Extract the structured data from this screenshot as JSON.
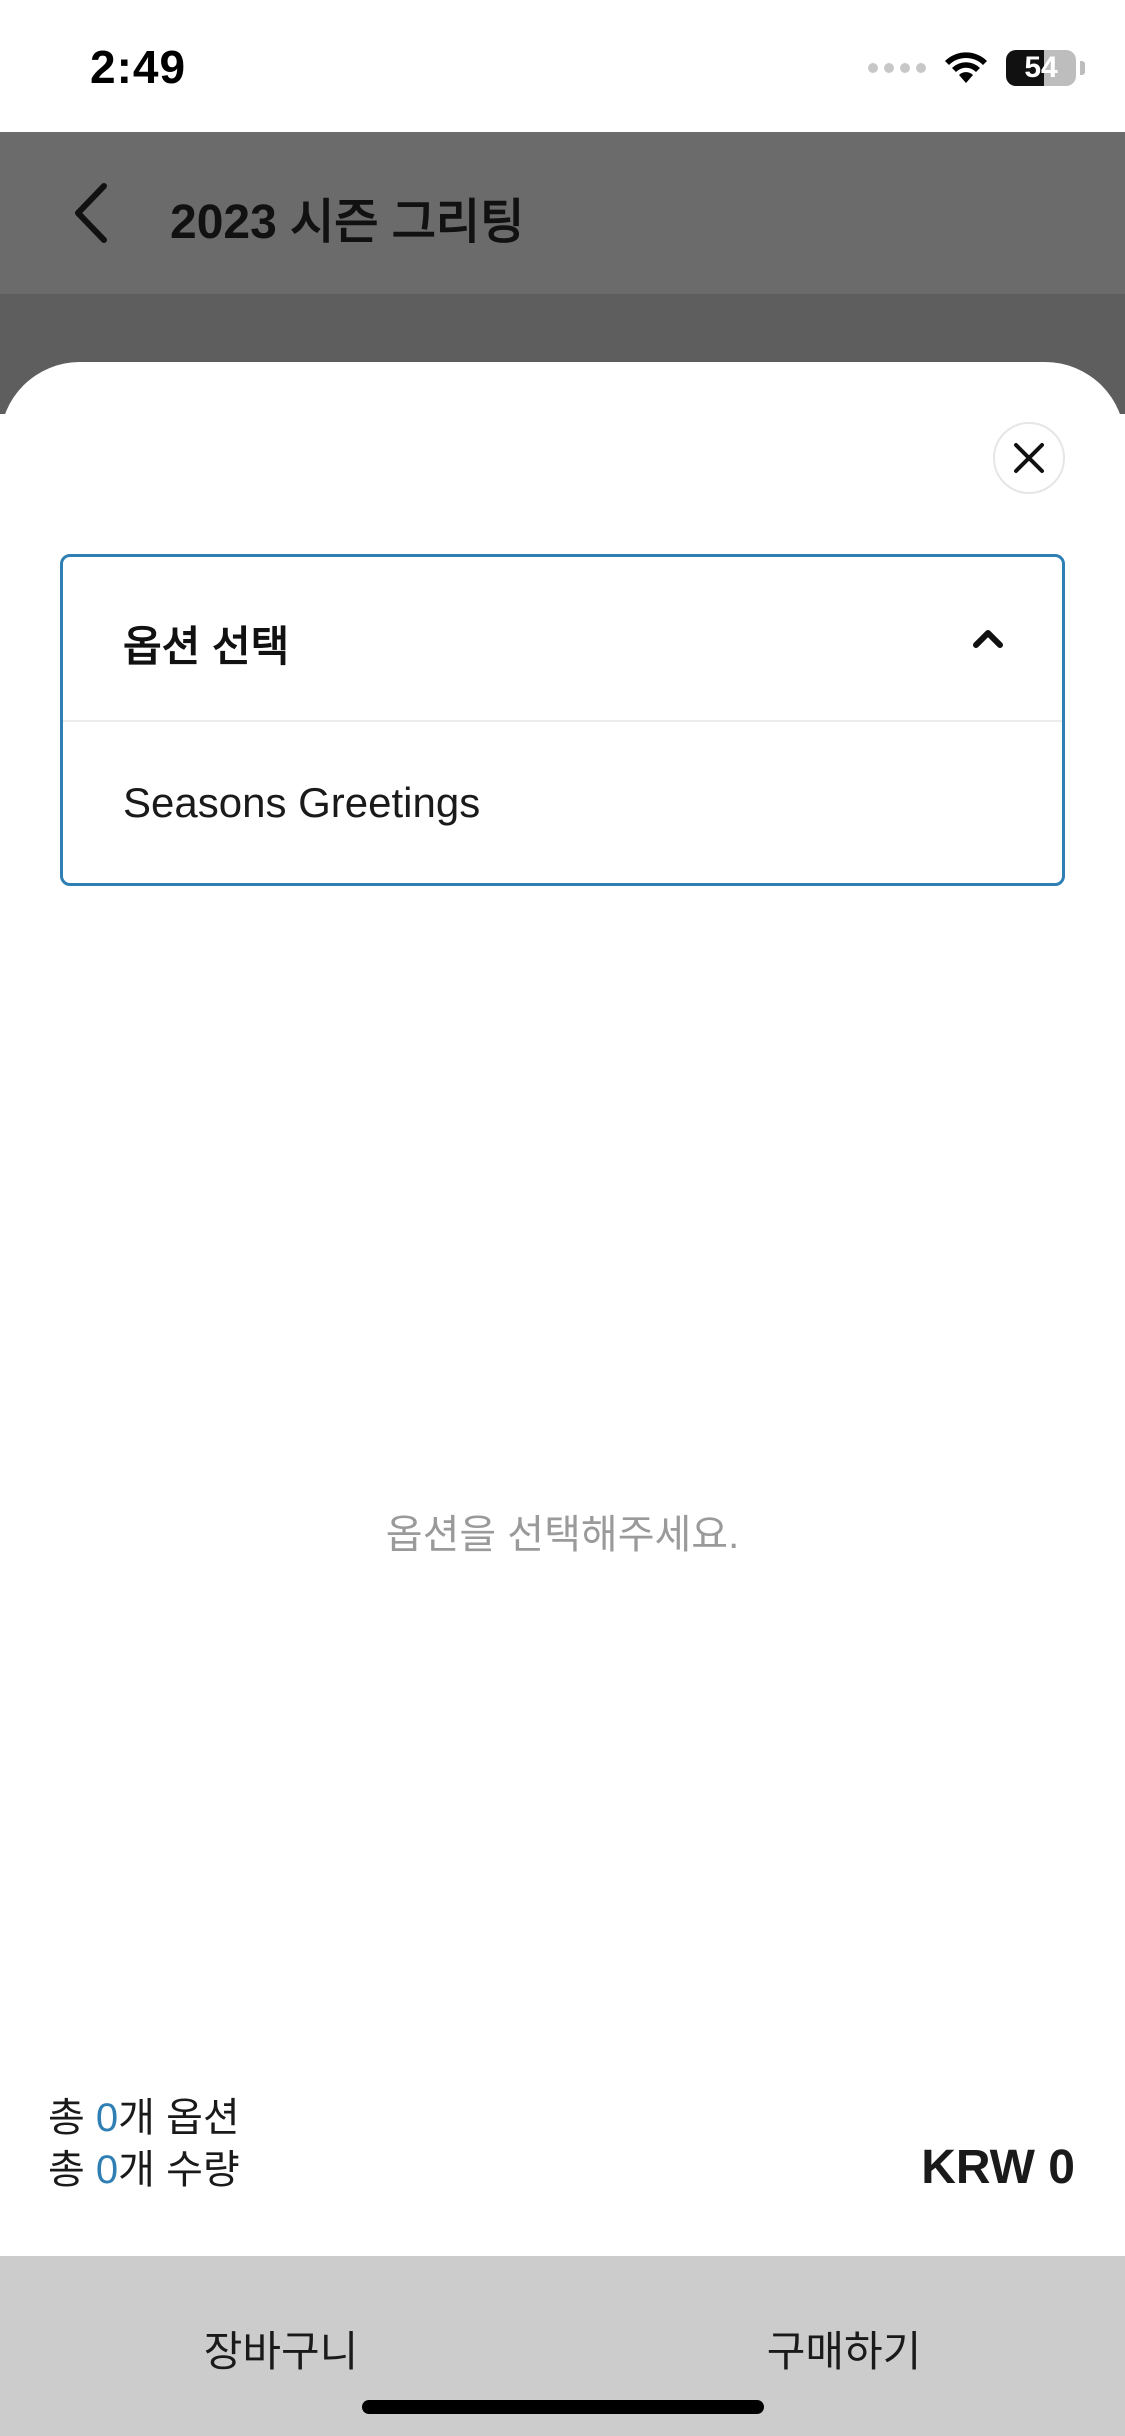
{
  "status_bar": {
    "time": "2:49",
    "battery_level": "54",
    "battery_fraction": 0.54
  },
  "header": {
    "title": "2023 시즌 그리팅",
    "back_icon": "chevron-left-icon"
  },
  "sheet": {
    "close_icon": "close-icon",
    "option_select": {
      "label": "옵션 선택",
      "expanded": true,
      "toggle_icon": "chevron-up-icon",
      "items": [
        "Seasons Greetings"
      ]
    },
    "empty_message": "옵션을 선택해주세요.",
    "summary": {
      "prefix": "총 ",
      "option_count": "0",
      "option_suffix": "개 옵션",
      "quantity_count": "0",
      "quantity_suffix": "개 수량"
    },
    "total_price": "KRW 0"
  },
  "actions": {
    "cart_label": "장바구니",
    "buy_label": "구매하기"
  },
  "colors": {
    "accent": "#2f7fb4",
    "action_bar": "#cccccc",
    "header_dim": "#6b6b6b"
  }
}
____________________
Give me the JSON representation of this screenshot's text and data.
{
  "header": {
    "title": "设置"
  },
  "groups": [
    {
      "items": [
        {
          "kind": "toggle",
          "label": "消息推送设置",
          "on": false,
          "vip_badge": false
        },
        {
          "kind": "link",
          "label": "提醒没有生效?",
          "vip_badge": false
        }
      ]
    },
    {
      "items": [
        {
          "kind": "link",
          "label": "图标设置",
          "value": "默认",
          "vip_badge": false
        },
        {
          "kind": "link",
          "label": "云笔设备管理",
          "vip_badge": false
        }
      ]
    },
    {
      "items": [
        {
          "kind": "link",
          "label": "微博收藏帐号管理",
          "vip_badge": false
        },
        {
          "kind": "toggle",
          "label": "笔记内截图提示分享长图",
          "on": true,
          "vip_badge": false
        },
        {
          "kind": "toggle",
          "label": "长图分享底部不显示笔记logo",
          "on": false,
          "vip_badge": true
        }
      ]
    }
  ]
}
____________________
Identify the lines of the data that contain the word "screenshot". Copy each of them.

Extract the structured data from this screenshot as JSON.
Give me the JSON representation of this screenshot's text and data.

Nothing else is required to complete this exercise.